_Work required:_ Tally up the lines carrying the string "under" and respond with only the resulting number.

_Information supplied:_
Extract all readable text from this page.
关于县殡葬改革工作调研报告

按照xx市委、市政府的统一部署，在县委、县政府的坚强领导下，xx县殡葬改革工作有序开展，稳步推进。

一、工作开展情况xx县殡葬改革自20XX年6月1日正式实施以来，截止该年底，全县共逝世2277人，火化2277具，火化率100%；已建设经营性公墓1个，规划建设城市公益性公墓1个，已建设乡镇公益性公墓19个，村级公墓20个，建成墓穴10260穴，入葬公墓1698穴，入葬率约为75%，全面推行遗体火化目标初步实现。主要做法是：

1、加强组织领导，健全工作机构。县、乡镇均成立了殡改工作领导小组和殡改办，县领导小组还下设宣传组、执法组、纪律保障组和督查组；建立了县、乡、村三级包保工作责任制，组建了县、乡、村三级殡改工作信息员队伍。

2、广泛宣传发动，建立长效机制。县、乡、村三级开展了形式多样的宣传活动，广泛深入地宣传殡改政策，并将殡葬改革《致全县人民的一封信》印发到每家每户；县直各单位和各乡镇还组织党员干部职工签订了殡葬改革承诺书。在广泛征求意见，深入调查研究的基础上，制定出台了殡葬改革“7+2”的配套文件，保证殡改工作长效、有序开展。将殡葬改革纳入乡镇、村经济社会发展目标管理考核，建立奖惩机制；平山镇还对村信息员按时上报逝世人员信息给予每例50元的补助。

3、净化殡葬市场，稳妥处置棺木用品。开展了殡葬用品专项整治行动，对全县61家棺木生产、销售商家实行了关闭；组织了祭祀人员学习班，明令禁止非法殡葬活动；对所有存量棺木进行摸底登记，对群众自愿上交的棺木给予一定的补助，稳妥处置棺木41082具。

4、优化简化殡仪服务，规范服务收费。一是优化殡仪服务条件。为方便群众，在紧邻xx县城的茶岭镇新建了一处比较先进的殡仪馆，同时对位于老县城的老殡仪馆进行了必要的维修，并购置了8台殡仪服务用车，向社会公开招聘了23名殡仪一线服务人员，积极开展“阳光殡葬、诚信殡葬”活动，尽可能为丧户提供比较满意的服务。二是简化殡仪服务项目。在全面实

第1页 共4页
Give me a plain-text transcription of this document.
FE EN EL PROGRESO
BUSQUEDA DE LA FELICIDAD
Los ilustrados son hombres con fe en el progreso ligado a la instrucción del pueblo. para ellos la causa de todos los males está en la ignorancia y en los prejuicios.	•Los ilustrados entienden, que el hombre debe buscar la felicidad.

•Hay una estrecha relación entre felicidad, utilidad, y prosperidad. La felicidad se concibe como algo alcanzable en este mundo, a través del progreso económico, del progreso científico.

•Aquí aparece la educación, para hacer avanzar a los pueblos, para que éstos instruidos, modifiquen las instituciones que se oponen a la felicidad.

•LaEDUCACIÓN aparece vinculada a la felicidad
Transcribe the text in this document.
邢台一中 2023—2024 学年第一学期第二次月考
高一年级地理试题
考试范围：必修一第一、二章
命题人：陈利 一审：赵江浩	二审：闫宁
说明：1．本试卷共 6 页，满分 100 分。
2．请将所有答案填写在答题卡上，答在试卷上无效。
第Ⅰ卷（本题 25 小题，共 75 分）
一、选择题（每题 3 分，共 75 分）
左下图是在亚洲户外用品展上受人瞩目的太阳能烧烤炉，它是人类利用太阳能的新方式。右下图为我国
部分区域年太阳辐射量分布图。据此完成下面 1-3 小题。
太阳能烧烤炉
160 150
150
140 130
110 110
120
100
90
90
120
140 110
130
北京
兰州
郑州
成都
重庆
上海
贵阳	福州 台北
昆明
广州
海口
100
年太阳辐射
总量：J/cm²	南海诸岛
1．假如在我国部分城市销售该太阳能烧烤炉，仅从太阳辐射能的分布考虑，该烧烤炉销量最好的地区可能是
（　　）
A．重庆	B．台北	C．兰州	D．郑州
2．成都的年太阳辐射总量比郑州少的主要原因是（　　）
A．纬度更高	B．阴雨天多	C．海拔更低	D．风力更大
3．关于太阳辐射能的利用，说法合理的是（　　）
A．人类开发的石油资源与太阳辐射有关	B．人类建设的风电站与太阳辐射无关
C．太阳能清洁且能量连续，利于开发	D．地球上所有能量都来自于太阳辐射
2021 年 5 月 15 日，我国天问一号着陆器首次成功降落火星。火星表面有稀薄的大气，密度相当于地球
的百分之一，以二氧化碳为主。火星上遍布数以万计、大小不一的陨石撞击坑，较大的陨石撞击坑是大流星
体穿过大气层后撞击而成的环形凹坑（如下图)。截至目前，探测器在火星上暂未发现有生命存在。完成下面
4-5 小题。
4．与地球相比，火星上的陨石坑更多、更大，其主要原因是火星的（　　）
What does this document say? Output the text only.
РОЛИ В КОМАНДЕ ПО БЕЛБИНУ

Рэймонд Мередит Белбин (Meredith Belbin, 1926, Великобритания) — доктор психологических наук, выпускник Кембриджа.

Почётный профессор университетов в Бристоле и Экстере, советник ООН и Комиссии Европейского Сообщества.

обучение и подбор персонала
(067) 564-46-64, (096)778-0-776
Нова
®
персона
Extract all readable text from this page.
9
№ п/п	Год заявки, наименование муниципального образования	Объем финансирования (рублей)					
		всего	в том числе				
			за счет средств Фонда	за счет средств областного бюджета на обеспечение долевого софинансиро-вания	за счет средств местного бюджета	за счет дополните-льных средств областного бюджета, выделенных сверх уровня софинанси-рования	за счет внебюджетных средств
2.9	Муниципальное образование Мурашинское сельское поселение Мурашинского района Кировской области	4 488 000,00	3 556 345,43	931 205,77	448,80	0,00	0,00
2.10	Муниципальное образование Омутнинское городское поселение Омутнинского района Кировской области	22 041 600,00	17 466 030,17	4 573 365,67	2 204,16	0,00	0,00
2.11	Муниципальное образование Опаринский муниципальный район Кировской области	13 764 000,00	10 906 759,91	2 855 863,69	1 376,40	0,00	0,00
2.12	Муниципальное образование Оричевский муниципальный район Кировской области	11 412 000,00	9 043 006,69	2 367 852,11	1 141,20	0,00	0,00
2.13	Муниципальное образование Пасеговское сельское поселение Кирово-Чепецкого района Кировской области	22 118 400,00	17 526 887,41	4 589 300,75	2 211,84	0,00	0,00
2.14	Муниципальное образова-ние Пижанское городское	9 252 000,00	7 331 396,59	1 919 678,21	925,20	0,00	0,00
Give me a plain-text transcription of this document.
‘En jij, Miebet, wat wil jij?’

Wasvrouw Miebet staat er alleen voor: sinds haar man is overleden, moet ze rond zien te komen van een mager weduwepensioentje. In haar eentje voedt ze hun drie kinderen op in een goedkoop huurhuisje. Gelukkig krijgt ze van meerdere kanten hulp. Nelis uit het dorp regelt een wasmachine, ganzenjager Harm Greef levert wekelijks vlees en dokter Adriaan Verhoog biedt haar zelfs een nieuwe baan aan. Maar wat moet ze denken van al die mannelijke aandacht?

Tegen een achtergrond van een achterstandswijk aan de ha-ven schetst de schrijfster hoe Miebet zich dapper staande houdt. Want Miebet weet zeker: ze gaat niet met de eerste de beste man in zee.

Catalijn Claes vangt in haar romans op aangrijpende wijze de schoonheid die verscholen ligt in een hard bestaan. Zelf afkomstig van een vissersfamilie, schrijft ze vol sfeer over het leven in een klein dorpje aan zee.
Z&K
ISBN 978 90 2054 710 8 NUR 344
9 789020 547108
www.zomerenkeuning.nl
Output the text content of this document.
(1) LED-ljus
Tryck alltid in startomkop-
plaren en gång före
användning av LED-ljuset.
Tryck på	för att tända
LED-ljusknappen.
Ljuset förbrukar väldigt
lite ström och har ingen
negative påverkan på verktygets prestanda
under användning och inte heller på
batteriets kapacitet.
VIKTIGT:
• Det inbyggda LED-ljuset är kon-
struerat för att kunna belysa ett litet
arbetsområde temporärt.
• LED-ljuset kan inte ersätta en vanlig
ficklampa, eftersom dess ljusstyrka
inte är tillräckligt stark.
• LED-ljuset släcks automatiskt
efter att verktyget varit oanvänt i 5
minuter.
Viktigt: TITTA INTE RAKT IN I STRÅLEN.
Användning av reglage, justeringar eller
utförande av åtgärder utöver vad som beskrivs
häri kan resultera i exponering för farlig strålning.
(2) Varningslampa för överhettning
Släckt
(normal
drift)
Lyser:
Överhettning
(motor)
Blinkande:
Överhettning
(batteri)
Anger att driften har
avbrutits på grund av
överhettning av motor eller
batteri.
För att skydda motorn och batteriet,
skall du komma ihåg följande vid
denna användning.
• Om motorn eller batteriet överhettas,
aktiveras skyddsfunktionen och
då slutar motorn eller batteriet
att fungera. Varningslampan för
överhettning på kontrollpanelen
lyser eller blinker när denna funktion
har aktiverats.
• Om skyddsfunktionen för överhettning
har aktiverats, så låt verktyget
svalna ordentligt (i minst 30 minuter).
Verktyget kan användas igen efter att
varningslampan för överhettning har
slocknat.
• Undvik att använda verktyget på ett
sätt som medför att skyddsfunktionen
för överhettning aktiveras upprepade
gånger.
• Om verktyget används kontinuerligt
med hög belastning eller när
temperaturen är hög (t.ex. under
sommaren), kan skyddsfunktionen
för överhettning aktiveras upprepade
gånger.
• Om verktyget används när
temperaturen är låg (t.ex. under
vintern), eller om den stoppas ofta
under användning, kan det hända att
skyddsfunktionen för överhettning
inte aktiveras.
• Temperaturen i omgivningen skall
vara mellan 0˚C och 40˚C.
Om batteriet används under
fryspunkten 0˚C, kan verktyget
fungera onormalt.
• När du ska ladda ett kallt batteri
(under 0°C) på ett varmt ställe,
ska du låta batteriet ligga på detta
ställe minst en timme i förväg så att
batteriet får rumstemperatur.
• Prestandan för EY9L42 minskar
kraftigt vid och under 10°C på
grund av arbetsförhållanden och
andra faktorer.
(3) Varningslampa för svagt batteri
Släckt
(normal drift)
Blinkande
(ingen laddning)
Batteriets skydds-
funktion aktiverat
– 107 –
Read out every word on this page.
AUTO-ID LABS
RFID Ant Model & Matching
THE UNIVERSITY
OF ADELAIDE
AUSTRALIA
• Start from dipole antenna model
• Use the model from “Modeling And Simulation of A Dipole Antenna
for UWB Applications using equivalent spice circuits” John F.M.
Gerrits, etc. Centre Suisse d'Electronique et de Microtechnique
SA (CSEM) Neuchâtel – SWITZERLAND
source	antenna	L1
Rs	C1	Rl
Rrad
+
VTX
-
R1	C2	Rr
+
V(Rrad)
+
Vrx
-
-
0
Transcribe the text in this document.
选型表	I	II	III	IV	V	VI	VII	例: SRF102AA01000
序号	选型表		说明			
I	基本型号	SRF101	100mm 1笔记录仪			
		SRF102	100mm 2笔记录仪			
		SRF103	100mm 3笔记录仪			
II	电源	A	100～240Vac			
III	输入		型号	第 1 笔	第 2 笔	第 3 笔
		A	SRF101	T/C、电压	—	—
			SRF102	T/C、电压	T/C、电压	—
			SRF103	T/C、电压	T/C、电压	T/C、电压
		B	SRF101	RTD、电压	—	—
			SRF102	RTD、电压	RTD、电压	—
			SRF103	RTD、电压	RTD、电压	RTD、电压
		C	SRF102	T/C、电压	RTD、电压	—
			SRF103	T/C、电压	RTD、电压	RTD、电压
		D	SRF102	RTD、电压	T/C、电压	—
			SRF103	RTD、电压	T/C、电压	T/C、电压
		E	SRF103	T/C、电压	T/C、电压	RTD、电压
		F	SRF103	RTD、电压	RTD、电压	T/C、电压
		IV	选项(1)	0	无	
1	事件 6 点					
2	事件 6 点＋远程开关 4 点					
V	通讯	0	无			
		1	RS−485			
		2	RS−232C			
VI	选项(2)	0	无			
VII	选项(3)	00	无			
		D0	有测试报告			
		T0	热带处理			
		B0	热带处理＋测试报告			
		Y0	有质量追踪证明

_Final result:_ 7